Make an exact copy of each entry, leaving out every picture.

Supplied data –
##############################
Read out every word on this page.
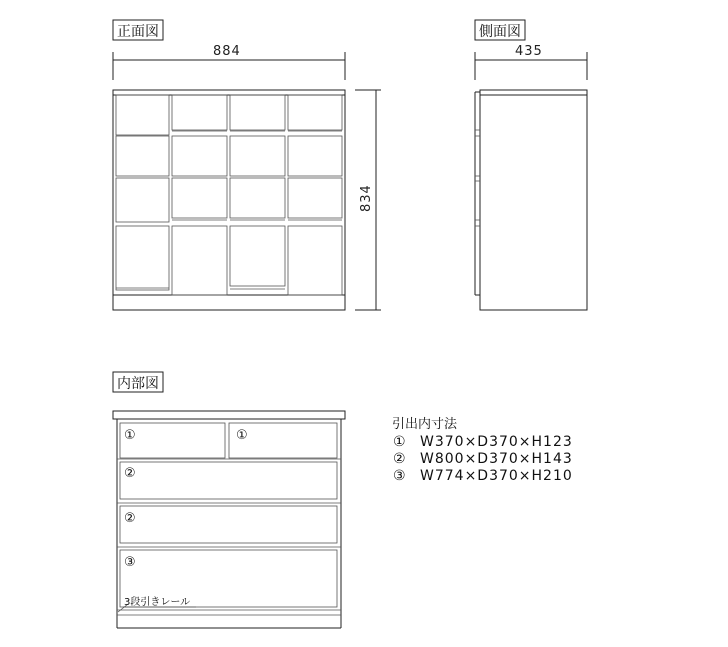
正面図
884
834
側面図
435
内部図
①	①
②
②
③
3段引きレール
引出内寸法
① W370×D370×H123
② W800×D370×H143
③ W774×D370×H210
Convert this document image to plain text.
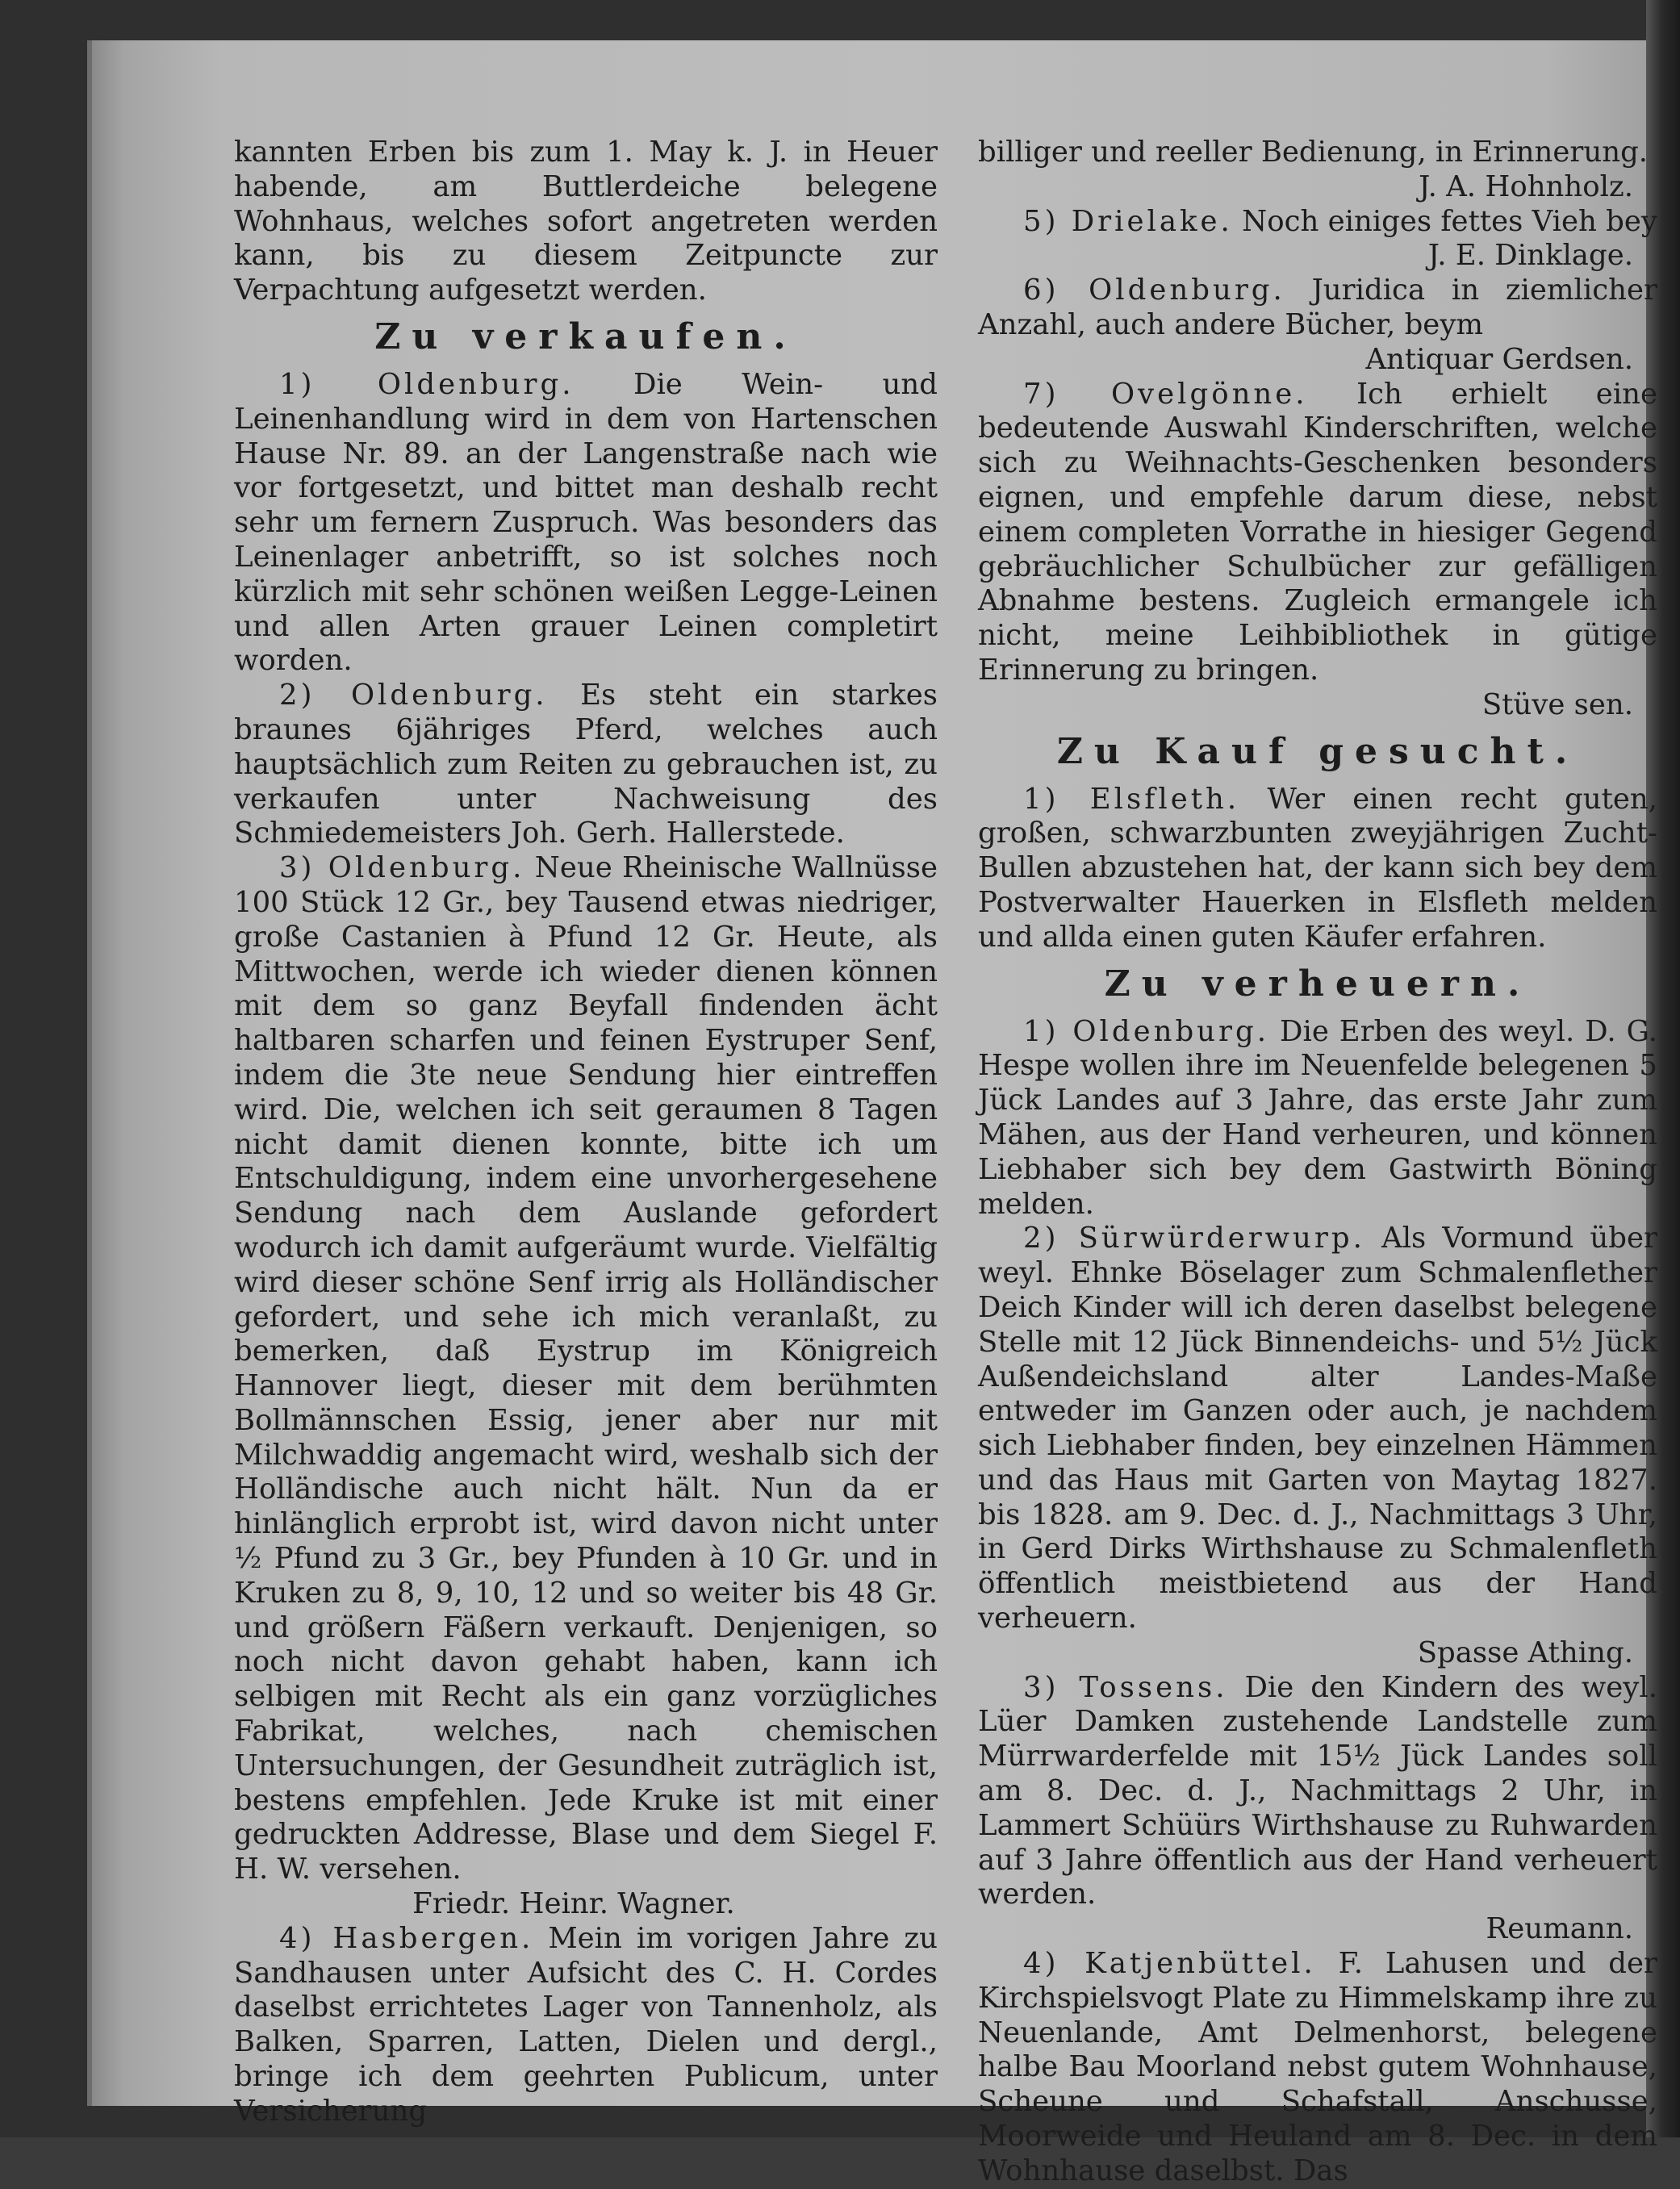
kannten Erben bis zum 1. May k. J. in Heuer habende, am Buttlerdeiche belegene Wohnhaus, welches sofort angetreten werden kann, bis zu diesem Zeitpuncte zur Verpachtung aufgesetzt werden.

Zu verkaufen.

1) Oldenburg. Die Wein- und Leinenhandlung wird in dem von Hartenschen Hause Nr. 89. an der Langenstraße nach wie vor fortgesetzt, und bittet man deshalb recht sehr um fernern Zuspruch. Was besonders das Leinenlager anbetrifft, so ist solches noch kürzlich mit sehr schönen weißen Legge-Leinen und allen Arten grauer Leinen completirt worden.

2) Oldenburg. Es steht ein starkes braunes 6jähriges Pferd, welches auch hauptsächlich zum Reiten zu gebrauchen ist, zu verkaufen unter Nachweisung des Schmiedemeisters Joh. Gerh. Hallerstede.

3) Oldenburg. Neue Rheinische Wallnüsse 100 Stück 12 Gr., bey Tausend etwas niedriger, große Castanien à Pfund 12 Gr. Heute, als Mittwochen, werde ich wieder dienen können mit dem so ganz Beyfall findenden ächt haltbaren scharfen und feinen Eystruper Senf, indem die 3te neue Sendung hier eintreffen wird. Die, welchen ich seit geraumen 8 Tagen nicht damit dienen konnte, bitte ich um Entschuldigung, indem eine unvorhergesehene Sendung nach dem Auslande gefordert wodurch ich damit aufgeräumt wurde. Vielfältig wird dieser schöne Senf irrig als Holländischer gefordert, und sehe ich mich veranlaßt, zu bemerken, daß Eystrup im Königreich Hannover liegt, dieser mit dem berühmten Bollmännschen Essig, jener aber nur mit Milchwaddig angemacht wird, weshalb sich der Holländische auch nicht hält. Nun da er hinlänglich erprobt ist, wird davon nicht unter ½ Pfund zu 3 Gr., bey Pfunden à 10 Gr. und in Kruken zu 8, 9, 10, 12 und so weiter bis 48 Gr. und größern Fäßern verkauft. Denjenigen, so noch nicht davon gehabt haben, kann ich selbigen mit Recht als ein ganz vorzügliches Fabrikat, welches, nach chemischen Untersuchungen, der Gesundheit zuträglich ist, bestens empfehlen. Jede Kruke ist mit einer gedruckten Addresse, Blase und dem Siegel F. H. W. versehen.

Friedr. Heinr. Wagner.

4) Hasbergen. Mein im vorigen Jahre zu Sandhausen unter Aufsicht des C. H. Cordes daselbst errichtetes Lager von Tannenholz, als Balken, Sparren, Latten, Dielen und dergl., bringe ich dem geehrten Publicum, unter Versicherung

billiger und reeller Bedienung, in Erinnerung.

J. A. Hohnholz.

5) Drielake. Noch einiges fettes Vieh bey

J. E. Dinklage.

6) Oldenburg. Juridica in ziemlicher Anzahl, auch andere Bücher, beym

Antiquar Gerdsen.

7) Ovelgönne. Ich erhielt eine bedeutende Auswahl Kinderschriften, welche sich zu Weihnachts-Geschenken besonders eignen, und empfehle darum diese, nebst einem completen Vorrathe in hiesiger Gegend gebräuchlicher Schulbücher zur gefälligen Abnahme bestens. Zugleich ermangele ich nicht, meine Leihbibliothek in gütige Erinnerung zu bringen.

Stüve sen.

Zu Kauf gesucht.

1) Elsfleth. Wer einen recht guten, großen, schwarzbunten zweyjährigen Zucht-Bullen abzustehen hat, der kann sich bey dem Postverwalter Hauerken in Elsfleth melden und allda einen guten Käufer erfahren.

Zu verheuern.

1) Oldenburg. Die Erben des weyl. D. G. Hespe wollen ihre im Neuenfelde belegenen 5 Jück Landes auf 3 Jahre, das erste Jahr zum Mähen, aus der Hand verheuren, und können Liebhaber sich bey dem Gastwirth Böning melden.

2) Sürwürderwurp. Als Vormund über weyl. Ehnke Böselager zum Schmalenflether Deich Kinder will ich deren daselbst belegene Stelle mit 12 Jück Binnendeichs- und 5½ Jück Außendeichsland alter Landes-Maße entweder im Ganzen oder auch, je nachdem sich Liebhaber finden, bey einzelnen Hämmen und das Haus mit Garten von Maytag 1827. bis 1828. am 9. Dec. d. J., Nachmittags 3 Uhr, in Gerd Dirks Wirthshause zu Schmalenfleth öffentlich meistbietend aus der Hand verheuern.

Spasse Athing.

3) Tossens. Die den Kindern des weyl. Lüer Damken zustehende Landstelle zum Mürrwarderfelde mit 15½ Jück Landes soll am 8. Dec. d. J., Nachmittags 2 Uhr, in Lammert Schüürs Wirthshause zu Ruhwarden auf 3 Jahre öffentlich aus der Hand verheuert werden.

Reumann.

4) Katjenbüttel. F. Lahusen und der Kirchspielsvogt Plate zu Himmelskamp ihre zu Neuenlande, Amt Delmenhorst, belegene halbe Bau Moorland nebst gutem Wohnhause, Scheune und Schafstall, Anschusse, Moorweide und Heuland am 8. Dec. in dem Wohnhause daselbst. Das
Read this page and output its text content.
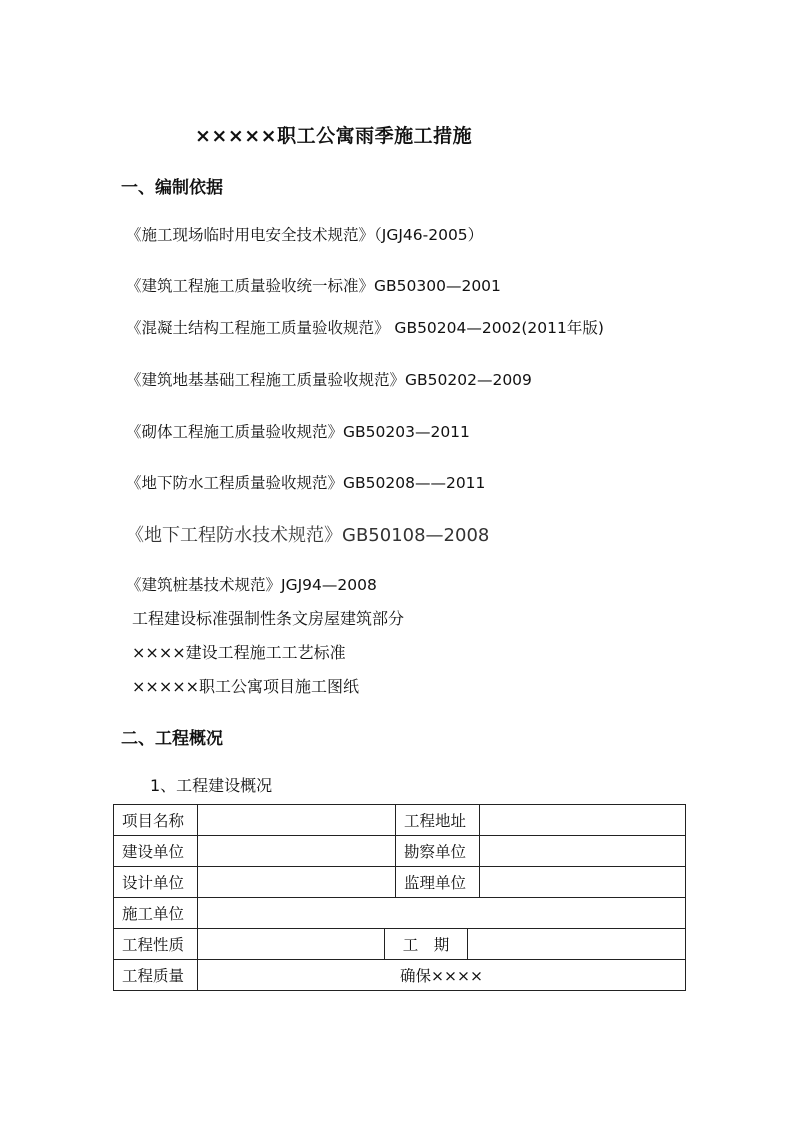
×××××职工公寓雨季施工措施
一、编制依据
《施工现场临时用电安全技术规范》（JGJ46-2005）
《建筑工程施工质量验收统一标准》GB50300—2001
《混凝土结构工程施工质量验收规范》 GB50204—2002(2011年版)
《建筑地基基础工程施工质量验收规范》GB50202—2009
《砌体工程施工质量验收规范》GB50203—2011
《地下防水工程质量验收规范》GB50208——2011
《地下工程防水技术规范》GB50108—2008
《建筑桩基技术规范》JGJ94—2008
工程建设标准强制性条文房屋建筑部分
××××建设工程施工工艺标准
×××××职工公寓项目施工图纸
二、工程概况
1、工程建设概况
项目名称			工程地址		
建设单位			勘察单位		
设计单位			监理单位		
施工单位					
工程性质		工　期			
工程质量	确保××××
##############################
Response for this exercise –
Read out every word on this page.
正面図
884
834
側面図
435
内部図
①	①
②
②
③
3段引きレール
引出内寸法
① W370×D370×H123
② W800×D370×H143
③ W774×D370×H210
Convert this document image to plain text.
kannten Erben bis zum 1. May k. J. in Heuer habende, am Buttlerdeiche belegene Wohnhaus, welches sofort angetreten werden kann, bis zu diesem Zeitpuncte zur Verpachtung aufgesetzt werden.

Zu verkaufen.

1) Oldenburg. Die Wein- und Leinenhandlung wird in dem von Hartenschen Hause Nr. 89. an der Langenstraße nach wie vor fortgesetzt, und bittet man deshalb recht sehr um fernern Zuspruch. Was besonders das Leinenlager anbetrifft, so ist solches noch kürzlich mit sehr schönen weißen Legge-Leinen und allen Arten grauer Leinen completirt worden.

2) Oldenburg. Es steht ein starkes braunes 6jähriges Pferd, welches auch hauptsächlich zum Reiten zu gebrauchen ist, zu verkaufen unter Nachweisung des Schmiedemeisters Joh. Gerh. Hallerstede.

3) Oldenburg. Neue Rheinische Wallnüsse 100 Stück 12 Gr., bey Tausend etwas niedriger, große Castanien à Pfund 12 Gr. Heute, als Mittwochen, werde ich wieder dienen können mit dem so ganz Beyfall findenden ächt haltbaren scharfen und feinen Eystruper Senf, indem die 3te neue Sendung hier eintreffen wird. Die, welchen ich seit geraumen 8 Tagen nicht damit dienen konnte, bitte ich um Entschuldigung, indem eine unvorhergesehene Sendung nach dem Auslande gefordert wodurch ich damit aufgeräumt wurde. Vielfältig wird dieser schöne Senf irrig als Holländischer gefordert, und sehe ich mich veranlaßt, zu bemerken, daß Eystrup im Königreich Hannover liegt, dieser mit dem berühmten Bollmännschen Essig, jener aber nur mit Milchwaddig angemacht wird, weshalb sich der Holländische auch nicht hält. Nun da er hinlänglich erprobt ist, wird davon nicht unter ½ Pfund zu 3 Gr., bey Pfunden à 10 Gr. und in Kruken zu 8, 9, 10, 12 und so weiter bis 48 Gr. und größern Fäßern verkauft. Denjenigen, so noch nicht davon gehabt haben, kann ich selbigen mit Recht als ein ganz vorzügliches Fabrikat, welches, nach chemischen Untersuchungen, der Gesundheit zuträglich ist, bestens empfehlen. Jede Kruke ist mit einer gedruckten Addresse, Blase und dem Siegel F. H. W. versehen.

Friedr. Heinr. Wagner.

4) Hasbergen. Mein im vorigen Jahre zu Sandhausen unter Aufsicht des C. H. Cordes daselbst errichtetes Lager von Tannenholz, als Balken, Sparren, Latten, Dielen und dergl., bringe ich dem geehrten Publicum, unter Versicherung

billiger und reeller Bedienung, in Erinnerung.

J. A. Hohnholz.

5) Drielake. Noch einiges fettes Vieh bey

J. E. Dinklage.

6) Oldenburg. Juridica in ziemlicher Anzahl, auch andere Bücher, beym

Antiquar Gerdsen.

7) Ovelgönne. Ich erhielt eine bedeutende Auswahl Kinderschriften, welche sich zu Weihnachts-Geschenken besonders eignen, und empfehle darum diese, nebst einem completen Vorrathe in hiesiger Gegend gebräuchlicher Schulbücher zur gefälligen Abnahme bestens. Zugleich ermangele ich nicht, meine Leihbibliothek in gütige Erinnerung zu bringen.

Stüve sen.

Zu Kauf gesucht.

1) Elsfleth. Wer einen recht guten, großen, schwarzbunten zweyjährigen Zucht-Bullen abzustehen hat, der kann sich bey dem Postverwalter Hauerken in Elsfleth melden und allda einen guten Käufer erfahren.

Zu verheuern.

1) Oldenburg. Die Erben des weyl. D. G. Hespe wollen ihre im Neuenfelde belegenen 5 Jück Landes auf 3 Jahre, das erste Jahr zum Mähen, aus der Hand verheuren, und können Liebhaber sich bey dem Gastwirth Böning melden.

2) Sürwürderwurp. Als Vormund über weyl. Ehnke Böselager zum Schmalenflether Deich Kinder will ich deren daselbst belegene Stelle mit 12 Jück Binnendeichs- und 5½ Jück Außendeichsland alter Landes-Maße entweder im Ganzen oder auch, je nachdem sich Liebhaber finden, bey einzelnen Hämmen und das Haus mit Garten von Maytag 1827. bis 1828. am 9. Dec. d. J., Nachmittags 3 Uhr, in Gerd Dirks Wirthshause zu Schmalenfleth öffentlich meistbietend aus der Hand verheuern.

Spasse Athing.

3) Tossens. Die den Kindern des weyl. Lüer Damken zustehende Landstelle zum Mürrwarderfelde mit 15½ Jück Landes soll am 8. Dec. d. J., Nachmittags 2 Uhr, in Lammert Schüürs Wirthshause zu Ruhwarden auf 3 Jahre öffentlich aus der Hand verheuert werden.

Reumann.

4) Katjenbüttel. F. Lahusen und der Kirchspielsvogt Plate zu Himmelskamp ihre zu Neuenlande, Amt Delmenhorst, belegene halbe Bau Moorland nebst gutem Wohnhause, Scheune und Schafstall, Anschusse, Moorweide und Heuland am 8. Dec. in dem Wohnhause daselbst. Das
Read this page and output its text content.
×××××职工公寓雨季施工措施
一、编制依据
《施工现场临时用电安全技术规范》（JGJ46-2005）
《建筑工程施工质量验收统一标准》GB50300—2001
《混凝土结构工程施工质量验收规范》 GB50204—2002(2011年版)
《建筑地基基础工程施工质量验收规范》GB50202—2009
《砌体工程施工质量验收规范》GB50203—2011
《地下防水工程质量验收规范》GB50208——2011
《地下工程防水技术规范》GB50108—2008
《建筑桩基技术规范》JGJ94—2008
工程建设标准强制性条文房屋建筑部分
××××建设工程施工工艺标准
×××××职工公寓项目施工图纸
二、工程概况
1、工程建设概况
项目名称			工程地址		
建设单位			勘察单位		
设计单位			监理单位		
施工单位					
工程性质		工　期			
工程质量	确保××××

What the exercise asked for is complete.